THE TASK: The entire listing below is to be transcribed without a single slip.

EXTRACTED MATERIAL:

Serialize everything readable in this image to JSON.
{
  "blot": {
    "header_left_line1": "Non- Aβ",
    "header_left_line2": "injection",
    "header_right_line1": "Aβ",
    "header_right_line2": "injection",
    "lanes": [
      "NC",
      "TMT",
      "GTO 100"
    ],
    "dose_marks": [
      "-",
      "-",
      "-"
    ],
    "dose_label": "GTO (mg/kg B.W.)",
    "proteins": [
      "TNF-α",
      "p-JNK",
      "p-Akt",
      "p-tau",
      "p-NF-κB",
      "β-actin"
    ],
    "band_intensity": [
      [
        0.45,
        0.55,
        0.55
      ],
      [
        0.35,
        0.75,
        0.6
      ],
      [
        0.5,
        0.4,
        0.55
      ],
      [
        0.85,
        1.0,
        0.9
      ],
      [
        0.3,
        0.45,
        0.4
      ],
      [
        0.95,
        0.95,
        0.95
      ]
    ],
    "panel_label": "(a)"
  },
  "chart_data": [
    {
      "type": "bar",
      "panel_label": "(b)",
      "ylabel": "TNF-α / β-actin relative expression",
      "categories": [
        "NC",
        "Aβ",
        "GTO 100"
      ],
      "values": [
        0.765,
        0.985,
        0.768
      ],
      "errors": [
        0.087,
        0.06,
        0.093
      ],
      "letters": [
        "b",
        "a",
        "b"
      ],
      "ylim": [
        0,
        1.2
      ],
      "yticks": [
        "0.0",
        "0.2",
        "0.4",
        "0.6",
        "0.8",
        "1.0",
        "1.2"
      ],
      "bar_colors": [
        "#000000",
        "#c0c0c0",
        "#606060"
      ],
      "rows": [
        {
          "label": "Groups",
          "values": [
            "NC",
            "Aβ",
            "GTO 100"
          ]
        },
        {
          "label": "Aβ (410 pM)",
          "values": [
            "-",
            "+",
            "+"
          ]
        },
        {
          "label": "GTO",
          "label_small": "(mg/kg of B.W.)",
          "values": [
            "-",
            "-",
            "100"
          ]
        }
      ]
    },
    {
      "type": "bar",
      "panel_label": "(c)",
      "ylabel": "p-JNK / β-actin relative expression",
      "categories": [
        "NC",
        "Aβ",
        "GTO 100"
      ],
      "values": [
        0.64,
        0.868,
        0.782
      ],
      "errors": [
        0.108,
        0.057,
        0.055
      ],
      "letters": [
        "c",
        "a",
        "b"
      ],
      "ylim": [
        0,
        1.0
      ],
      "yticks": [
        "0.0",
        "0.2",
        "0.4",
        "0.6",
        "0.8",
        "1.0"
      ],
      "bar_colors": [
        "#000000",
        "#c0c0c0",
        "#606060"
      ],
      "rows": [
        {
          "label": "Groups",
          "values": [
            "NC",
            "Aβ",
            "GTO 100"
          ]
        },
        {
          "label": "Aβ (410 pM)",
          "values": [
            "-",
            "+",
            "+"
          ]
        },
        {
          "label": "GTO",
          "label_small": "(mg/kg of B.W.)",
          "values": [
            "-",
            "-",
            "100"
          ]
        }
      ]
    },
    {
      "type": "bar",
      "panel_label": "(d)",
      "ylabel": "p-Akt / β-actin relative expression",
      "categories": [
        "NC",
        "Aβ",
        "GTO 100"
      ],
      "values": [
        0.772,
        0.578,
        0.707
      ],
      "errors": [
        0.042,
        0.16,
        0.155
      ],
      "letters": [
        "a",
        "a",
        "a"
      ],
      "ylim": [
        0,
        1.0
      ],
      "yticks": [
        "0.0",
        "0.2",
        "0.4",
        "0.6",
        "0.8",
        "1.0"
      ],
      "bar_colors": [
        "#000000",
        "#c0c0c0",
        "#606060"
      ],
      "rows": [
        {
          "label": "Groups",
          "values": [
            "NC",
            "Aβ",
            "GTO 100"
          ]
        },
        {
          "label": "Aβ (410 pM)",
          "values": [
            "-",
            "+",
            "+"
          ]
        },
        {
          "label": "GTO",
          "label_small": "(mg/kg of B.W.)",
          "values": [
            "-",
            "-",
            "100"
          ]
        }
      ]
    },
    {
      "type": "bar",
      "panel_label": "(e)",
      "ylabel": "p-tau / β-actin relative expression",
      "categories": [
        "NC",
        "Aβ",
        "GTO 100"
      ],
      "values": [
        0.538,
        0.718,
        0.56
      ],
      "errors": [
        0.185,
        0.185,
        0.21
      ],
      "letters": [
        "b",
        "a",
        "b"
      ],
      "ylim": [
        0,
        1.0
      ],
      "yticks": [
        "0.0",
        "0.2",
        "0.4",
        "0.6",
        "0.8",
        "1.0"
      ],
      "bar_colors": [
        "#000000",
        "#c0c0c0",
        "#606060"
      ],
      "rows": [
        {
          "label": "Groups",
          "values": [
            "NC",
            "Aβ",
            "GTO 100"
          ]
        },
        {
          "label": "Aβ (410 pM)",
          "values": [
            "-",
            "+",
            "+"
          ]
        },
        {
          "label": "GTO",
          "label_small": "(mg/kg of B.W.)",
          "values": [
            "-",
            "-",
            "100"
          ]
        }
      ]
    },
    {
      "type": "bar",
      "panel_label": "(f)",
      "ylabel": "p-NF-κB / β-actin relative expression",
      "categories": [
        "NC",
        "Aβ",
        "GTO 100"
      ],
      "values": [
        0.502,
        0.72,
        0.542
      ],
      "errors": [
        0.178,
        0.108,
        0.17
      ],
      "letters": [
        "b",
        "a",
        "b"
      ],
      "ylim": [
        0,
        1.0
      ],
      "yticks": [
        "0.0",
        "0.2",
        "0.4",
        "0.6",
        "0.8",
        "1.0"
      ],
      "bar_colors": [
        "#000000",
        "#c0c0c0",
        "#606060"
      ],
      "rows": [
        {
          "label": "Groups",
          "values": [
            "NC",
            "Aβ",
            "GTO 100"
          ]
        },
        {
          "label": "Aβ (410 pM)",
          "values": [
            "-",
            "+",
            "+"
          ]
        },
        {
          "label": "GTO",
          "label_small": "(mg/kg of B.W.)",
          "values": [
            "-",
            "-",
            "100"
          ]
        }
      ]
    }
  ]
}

TASK SOLUTION:
Serialize everything readable in this image to JSON.
{
  "blot": {
    "header_left_line1": "Non- Aβ",
    "header_left_line2": "injection",
    "header_right_line1": "Aβ",
    "header_right_line2": "injection",
    "lanes": [
      "NC",
      "TMT",
      "GTO 100"
    ],
    "dose_marks": [
      "-",
      "-",
      "-"
    ],
    "dose_label": "GTO (mg/kg B.W.)",
    "proteins": [
      "TNF-α",
      "p-JNK",
      "p-Akt",
      "p-tau",
      "p-NF-κB",
      "β-actin"
    ],
    "band_intensity": [
      [
        0.45,
        0.55,
        0.55
      ],
      [
        0.35,
        0.75,
        0.6
      ],
      [
        0.5,
        0.4,
        0.55
      ],
      [
        0.85,
        1.0,
        0.9
      ],
      [
        0.3,
        0.45,
        0.4
      ],
      [
        0.95,
        0.95,
        0.95
      ]
    ],
    "panel_label": "(a)"
  },
  "chart_data": [
    {
      "type": "bar",
      "panel_label": "(b)",
      "ylabel": "TNF-α / β-actin relative expression",
      "categories": [
        "NC",
        "Aβ",
        "GTO 100"
      ],
      "values": [
        0.765,
        0.985,
        0.768
      ],
      "errors": [
        0.087,
        0.06,
        0.093
      ],
      "letters": [
        "b",
        "a",
        "b"
      ],
      "ylim": [
        0,
        1.2
      ],
      "yticks": [
        "0.0",
        "0.2",
        "0.4",
        "0.6",
        "0.8",
        "1.0",
        "1.2"
      ],
      "bar_colors": [
        "#000000",
        "#c0c0c0",
        "#606060"
      ],
      "rows": [
        {
          "label": "Groups",
          "values": [
            "NC",
            "Aβ",
            "GTO 100"
          ]
        },
        {
          "label": "Aβ (410 pM)",
          "values": [
            "-",
            "+",
            "+"
          ]
        },
        {
          "label": "GTO",
          "label_small": "(mg/kg of B.W.)",
          "values": [
            "-",
            "-",
            "100"
          ]
        }
      ]
    },
    {
      "type": "bar",
      "panel_label": "(c)",
      "ylabel": "p-JNK / β-actin relative expression",
      "categories": [
        "NC",
        "Aβ",
        "GTO 100"
      ],
      "values": [
        0.64,
        0.868,
        0.782
      ],
      "errors": [
        0.108,
        0.057,
        0.055
      ],
      "letters": [
        "c",
        "a",
        "b"
      ],
      "ylim": [
        0,
        1.0
      ],
      "yticks": [
        "0.0",
        "0.2",
        "0.4",
        "0.6",
        "0.8",
        "1.0"
      ],
      "bar_colors": [
        "#000000",
        "#c0c0c0",
        "#606060"
      ],
      "rows": [
        {
          "label": "Groups",
          "values": [
            "NC",
            "Aβ",
            "GTO 100"
          ]
        },
        {
          "label": "Aβ (410 pM)",
          "values": [
            "-",
            "+",
            "+"
          ]
        },
        {
          "label": "GTO",
          "label_small": "(mg/kg of B.W.)",
          "values": [
            "-",
            "-",
            "100"
          ]
        }
      ]
    },
    {
      "type": "bar",
      "panel_label": "(d)",
      "ylabel": "p-Akt / β-actin relative expression",
      "categories": [
        "NC",
        "Aβ",
        "GTO 100"
      ],
      "values": [
        0.772,
        0.578,
        0.707
      ],
      "errors": [
        0.042,
        0.16,
        0.155
      ],
      "letters": [
        "a",
        "a",
        "a"
      ],
      "ylim": [
        0,
        1.0
      ],
      "yticks": [
        "0.0",
        "0.2",
        "0.4",
        "0.6",
        "0.8",
        "1.0"
      ],
      "bar_colors": [
        "#000000",
        "#c0c0c0",
        "#606060"
      ],
      "rows": [
        {
          "label": "Groups",
          "values": [
            "NC",
            "Aβ",
            "GTO 100"
          ]
        },
        {
          "label": "Aβ (410 pM)",
          "values": [
            "-",
            "+",
            "+"
          ]
        },
        {
          "label": "GTO",
          "label_small": "(mg/kg of B.W.)",
          "values": [
            "-",
            "-",
            "100"
          ]
        }
      ]
    },
    {
      "type": "bar",
      "panel_label": "(e)",
      "ylabel": "p-tau / β-actin relative expression",
      "categories": [
        "NC",
        "Aβ",
        "GTO 100"
      ],
      "values": [
        0.538,
        0.718,
        0.56
      ],
      "errors": [
        0.185,
        0.185,
        0.21
      ],
      "letters": [
        "b",
        "a",
        "b"
      ],
      "ylim": [
        0,
        1.0
      ],
      "yticks": [
        "0.0",
        "0.2",
        "0.4",
        "0.6",
        "0.8",
        "1.0"
      ],
      "bar_colors": [
        "#000000",
        "#c0c0c0",
        "#606060"
      ],
      "rows": [
        {
          "label": "Groups",
          "values": [
            "NC",
            "Aβ",
            "GTO 100"
          ]
        },
        {
          "label": "Aβ (410 pM)",
          "values": [
            "-",
            "+",
            "+"
          ]
        },
        {
          "label": "GTO",
          "label_small": "(mg/kg of B.W.)",
          "values": [
            "-",
            "-",
            "100"
          ]
        }
      ]
    },
    {
      "type": "bar",
      "panel_label": "(f)",
      "ylabel": "p-NF-κB / β-actin relative expression",
      "categories": [
        "NC",
        "Aβ",
        "GTO 100"
      ],
      "values": [
        0.502,
        0.72,
        0.542
      ],
      "errors": [
        0.178,
        0.108,
        0.17
      ],
      "letters": [
        "b",
        "a",
        "b"
      ],
      "ylim": [
        0,
        1.0
      ],
      "yticks": [
        "0.0",
        "0.2",
        "0.4",
        "0.6",
        "0.8",
        "1.0"
      ],
      "bar_colors": [
        "#000000",
        "#c0c0c0",
        "#606060"
      ],
      "rows": [
        {
          "label": "Groups",
          "values": [
            "NC",
            "Aβ",
            "GTO 100"
          ]
        },
        {
          "label": "Aβ (410 pM)",
          "values": [
            "-",
            "+",
            "+"
          ]
        },
        {
          "label": "GTO",
          "label_small": "(mg/kg of B.W.)",
          "values": [
            "-",
            "-",
            "100"
          ]
        }
      ]
    }
  ]
}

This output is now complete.